** start Dataset content **

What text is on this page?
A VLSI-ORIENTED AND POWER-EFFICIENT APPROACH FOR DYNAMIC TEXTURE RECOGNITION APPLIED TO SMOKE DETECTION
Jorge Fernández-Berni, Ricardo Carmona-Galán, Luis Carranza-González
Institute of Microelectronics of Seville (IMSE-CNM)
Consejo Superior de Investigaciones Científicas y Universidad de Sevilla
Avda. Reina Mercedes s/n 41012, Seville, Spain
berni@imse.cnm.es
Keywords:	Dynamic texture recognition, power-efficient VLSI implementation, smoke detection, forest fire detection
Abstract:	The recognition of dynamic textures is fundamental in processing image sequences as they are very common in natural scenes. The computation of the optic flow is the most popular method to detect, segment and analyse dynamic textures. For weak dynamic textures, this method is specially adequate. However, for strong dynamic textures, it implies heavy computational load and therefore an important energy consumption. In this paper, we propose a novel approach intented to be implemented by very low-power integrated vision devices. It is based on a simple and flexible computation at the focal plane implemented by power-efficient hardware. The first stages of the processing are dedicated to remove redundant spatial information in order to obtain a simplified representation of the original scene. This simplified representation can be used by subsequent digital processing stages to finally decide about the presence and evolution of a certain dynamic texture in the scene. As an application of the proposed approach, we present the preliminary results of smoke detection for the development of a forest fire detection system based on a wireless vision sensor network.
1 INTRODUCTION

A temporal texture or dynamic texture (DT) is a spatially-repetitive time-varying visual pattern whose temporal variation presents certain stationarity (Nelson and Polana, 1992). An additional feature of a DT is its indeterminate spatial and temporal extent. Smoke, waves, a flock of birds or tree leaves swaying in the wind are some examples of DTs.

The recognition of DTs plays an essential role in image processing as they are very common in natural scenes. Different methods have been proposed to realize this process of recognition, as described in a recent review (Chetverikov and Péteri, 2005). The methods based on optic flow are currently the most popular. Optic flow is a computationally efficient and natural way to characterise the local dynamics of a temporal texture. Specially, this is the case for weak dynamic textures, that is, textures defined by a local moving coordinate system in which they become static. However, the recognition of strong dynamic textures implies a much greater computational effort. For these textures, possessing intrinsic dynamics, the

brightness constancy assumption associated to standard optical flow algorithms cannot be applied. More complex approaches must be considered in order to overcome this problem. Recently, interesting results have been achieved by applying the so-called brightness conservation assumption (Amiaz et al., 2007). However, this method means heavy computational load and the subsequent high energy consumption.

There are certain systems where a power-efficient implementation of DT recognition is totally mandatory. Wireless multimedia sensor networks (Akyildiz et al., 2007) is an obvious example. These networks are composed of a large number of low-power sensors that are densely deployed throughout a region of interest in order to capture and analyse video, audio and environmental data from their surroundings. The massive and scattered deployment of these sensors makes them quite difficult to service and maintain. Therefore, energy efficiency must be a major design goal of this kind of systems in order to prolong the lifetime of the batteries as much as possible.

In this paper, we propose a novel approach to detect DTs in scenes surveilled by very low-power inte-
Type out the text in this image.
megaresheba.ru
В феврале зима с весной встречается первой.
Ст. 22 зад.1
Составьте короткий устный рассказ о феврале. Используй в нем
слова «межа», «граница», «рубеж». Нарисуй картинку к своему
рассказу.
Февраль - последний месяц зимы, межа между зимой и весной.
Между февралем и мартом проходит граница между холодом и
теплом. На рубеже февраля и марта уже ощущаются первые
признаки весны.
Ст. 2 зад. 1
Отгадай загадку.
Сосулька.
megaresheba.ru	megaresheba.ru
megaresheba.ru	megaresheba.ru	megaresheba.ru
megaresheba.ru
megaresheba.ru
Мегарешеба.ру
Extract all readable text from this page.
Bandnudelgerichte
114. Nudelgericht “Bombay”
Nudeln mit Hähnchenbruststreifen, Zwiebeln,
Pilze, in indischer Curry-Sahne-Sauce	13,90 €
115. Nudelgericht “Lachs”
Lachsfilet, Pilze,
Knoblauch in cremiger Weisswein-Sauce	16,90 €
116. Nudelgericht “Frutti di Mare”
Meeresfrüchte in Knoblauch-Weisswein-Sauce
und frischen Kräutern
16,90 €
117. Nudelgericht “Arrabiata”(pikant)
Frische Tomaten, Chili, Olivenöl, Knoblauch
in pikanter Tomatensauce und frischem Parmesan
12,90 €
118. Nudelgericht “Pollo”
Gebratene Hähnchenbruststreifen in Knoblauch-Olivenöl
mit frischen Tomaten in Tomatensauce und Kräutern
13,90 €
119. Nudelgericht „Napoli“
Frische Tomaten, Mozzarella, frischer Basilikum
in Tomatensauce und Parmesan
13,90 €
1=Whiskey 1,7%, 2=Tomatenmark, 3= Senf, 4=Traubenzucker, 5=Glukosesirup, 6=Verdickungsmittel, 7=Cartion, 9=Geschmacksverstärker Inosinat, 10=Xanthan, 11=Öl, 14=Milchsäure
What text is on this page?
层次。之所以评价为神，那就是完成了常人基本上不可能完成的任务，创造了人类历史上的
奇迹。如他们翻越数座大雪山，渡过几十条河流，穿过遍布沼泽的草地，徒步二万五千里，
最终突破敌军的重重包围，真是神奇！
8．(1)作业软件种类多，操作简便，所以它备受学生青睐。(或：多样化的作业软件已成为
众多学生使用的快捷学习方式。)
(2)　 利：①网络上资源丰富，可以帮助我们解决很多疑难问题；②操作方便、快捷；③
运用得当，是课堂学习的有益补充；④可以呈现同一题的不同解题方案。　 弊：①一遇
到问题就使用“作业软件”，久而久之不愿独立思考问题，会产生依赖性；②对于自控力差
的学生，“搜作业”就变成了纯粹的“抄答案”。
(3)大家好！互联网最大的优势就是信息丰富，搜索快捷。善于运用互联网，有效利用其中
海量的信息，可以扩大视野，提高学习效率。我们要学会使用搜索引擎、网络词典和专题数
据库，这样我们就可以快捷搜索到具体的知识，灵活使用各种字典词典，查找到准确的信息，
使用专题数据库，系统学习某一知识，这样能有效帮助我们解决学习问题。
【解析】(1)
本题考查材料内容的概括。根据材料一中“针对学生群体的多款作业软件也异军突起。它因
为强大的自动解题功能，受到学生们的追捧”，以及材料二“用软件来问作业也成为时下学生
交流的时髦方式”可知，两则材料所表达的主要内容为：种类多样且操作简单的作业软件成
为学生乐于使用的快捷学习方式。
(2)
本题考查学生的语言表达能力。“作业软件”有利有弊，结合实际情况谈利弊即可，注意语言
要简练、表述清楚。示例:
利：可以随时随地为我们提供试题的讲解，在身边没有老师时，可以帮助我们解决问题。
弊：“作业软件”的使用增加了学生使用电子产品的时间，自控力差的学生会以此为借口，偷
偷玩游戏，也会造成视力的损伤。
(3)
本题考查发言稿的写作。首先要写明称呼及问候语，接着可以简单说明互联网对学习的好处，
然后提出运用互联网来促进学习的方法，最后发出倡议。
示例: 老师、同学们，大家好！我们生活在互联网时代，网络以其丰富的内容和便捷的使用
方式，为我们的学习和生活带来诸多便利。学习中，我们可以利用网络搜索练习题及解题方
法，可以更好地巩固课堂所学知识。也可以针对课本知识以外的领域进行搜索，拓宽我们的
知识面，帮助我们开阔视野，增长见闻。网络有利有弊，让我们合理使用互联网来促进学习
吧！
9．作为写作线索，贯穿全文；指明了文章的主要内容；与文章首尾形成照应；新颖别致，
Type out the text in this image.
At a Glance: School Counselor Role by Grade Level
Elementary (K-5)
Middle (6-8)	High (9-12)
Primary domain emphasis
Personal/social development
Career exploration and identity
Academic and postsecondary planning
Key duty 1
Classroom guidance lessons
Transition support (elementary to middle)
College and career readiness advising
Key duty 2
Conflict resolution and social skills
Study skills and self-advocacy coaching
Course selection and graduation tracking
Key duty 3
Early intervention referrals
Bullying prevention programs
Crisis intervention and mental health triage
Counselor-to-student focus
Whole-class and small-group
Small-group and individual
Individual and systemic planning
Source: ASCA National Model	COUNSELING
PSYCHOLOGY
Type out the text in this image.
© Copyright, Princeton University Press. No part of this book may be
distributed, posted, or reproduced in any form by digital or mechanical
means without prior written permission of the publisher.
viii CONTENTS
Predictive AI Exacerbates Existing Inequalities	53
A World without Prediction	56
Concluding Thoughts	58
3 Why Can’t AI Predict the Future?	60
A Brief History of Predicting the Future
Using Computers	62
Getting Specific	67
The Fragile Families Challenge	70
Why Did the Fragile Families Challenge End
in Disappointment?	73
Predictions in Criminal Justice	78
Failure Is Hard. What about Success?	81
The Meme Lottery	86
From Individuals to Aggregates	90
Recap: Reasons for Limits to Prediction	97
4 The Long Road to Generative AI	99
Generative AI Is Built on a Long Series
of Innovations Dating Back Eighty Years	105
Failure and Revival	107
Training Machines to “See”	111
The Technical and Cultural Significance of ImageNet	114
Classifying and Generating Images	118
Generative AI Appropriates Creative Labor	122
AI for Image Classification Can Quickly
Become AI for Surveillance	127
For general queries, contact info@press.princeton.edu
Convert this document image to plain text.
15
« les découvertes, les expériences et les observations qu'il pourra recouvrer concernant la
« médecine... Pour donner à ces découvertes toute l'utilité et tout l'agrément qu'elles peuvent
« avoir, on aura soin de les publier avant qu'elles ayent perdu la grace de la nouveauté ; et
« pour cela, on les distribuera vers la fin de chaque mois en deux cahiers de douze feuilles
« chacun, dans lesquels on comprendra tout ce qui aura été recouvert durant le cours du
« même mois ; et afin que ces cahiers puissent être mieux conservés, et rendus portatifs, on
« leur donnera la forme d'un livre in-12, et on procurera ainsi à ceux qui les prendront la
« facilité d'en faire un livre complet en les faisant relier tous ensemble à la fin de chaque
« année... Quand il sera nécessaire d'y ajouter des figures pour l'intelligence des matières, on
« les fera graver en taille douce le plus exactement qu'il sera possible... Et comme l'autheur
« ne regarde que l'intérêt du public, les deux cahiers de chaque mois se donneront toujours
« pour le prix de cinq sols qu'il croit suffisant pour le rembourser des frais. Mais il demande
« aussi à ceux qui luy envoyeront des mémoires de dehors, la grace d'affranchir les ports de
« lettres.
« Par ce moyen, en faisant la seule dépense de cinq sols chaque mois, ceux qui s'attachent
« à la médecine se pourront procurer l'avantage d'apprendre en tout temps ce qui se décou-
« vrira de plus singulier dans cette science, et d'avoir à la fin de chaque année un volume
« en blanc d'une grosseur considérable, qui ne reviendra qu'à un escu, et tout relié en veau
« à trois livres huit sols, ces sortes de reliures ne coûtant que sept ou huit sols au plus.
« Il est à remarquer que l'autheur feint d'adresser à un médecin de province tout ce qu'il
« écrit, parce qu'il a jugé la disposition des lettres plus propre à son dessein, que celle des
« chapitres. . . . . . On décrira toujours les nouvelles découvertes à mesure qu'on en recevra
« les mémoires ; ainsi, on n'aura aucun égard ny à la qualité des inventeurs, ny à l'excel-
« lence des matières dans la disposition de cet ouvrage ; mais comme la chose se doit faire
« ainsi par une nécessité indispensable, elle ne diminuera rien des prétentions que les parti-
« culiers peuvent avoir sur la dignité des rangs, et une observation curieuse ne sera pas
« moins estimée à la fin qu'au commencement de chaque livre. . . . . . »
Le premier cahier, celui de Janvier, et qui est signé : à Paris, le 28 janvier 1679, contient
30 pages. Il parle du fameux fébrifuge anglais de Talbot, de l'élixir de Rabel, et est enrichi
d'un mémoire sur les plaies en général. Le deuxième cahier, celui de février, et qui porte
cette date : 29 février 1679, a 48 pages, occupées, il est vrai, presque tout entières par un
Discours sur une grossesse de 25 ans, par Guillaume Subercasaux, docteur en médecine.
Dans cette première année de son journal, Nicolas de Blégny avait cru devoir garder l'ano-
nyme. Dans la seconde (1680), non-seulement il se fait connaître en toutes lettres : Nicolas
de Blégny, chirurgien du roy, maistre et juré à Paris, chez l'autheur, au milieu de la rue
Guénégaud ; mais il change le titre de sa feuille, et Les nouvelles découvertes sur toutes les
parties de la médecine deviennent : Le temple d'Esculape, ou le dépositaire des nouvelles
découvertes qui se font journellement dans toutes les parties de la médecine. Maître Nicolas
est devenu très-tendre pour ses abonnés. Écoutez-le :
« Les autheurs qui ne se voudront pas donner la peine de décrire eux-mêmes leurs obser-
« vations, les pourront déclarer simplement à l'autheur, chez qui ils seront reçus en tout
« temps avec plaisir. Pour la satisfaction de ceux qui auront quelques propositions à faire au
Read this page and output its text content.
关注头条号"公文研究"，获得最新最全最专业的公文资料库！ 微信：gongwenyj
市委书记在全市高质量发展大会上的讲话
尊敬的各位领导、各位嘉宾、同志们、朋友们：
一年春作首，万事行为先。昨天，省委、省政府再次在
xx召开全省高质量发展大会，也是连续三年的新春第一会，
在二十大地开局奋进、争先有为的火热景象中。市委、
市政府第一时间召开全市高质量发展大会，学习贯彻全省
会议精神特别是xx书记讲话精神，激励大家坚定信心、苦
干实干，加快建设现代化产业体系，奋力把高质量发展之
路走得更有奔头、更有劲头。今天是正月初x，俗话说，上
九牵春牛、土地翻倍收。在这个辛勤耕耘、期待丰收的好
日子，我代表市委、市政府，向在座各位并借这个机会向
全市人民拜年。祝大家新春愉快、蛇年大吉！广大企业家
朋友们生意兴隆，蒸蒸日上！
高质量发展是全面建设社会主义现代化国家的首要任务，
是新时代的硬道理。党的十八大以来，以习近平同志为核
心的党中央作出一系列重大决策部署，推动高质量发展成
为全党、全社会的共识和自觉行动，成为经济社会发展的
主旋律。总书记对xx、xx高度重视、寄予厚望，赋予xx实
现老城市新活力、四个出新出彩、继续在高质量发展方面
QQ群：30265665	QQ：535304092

** end Dataset content **

- [Short problem]
Give again, word for word, every line from the one holding "Read this page and output its text content." to the end of the data.

- [Answer for the task]
Read this page and output its text content.
关注头条号"公文研究"，获得最新最全最专业的公文资料库！ 微信：gongwenyj
市委书记在全市高质量发展大会上的讲话
尊敬的各位领导、各位嘉宾、同志们、朋友们：
一年春作首，万事行为先。昨天，省委、省政府再次在
xx召开全省高质量发展大会，也是连续三年的新春第一会，
在二十大地开局奋进、争先有为的火热景象中。市委、
市政府第一时间召开全市高质量发展大会，学习贯彻全省
会议精神特别是xx书记讲话精神，激励大家坚定信心、苦
干实干，加快建设现代化产业体系，奋力把高质量发展之
路走得更有奔头、更有劲头。今天是正月初x，俗话说，上
九牵春牛、土地翻倍收。在这个辛勤耕耘、期待丰收的好
日子，我代表市委、市政府，向在座各位并借这个机会向
全市人民拜年。祝大家新春愉快、蛇年大吉！广大企业家
朋友们生意兴隆，蒸蒸日上！
高质量发展是全面建设社会主义现代化国家的首要任务，
是新时代的硬道理。党的十八大以来，以习近平同志为核
心的党中央作出一系列重大决策部署，推动高质量发展成
为全党、全社会的共识和自觉行动，成为经济社会发展的
主旋律。总书记对xx、xx高度重视、寄予厚望，赋予xx实
现老城市新活力、四个出新出彩、继续在高质量发展方面
QQ群：30265665	QQ：535304092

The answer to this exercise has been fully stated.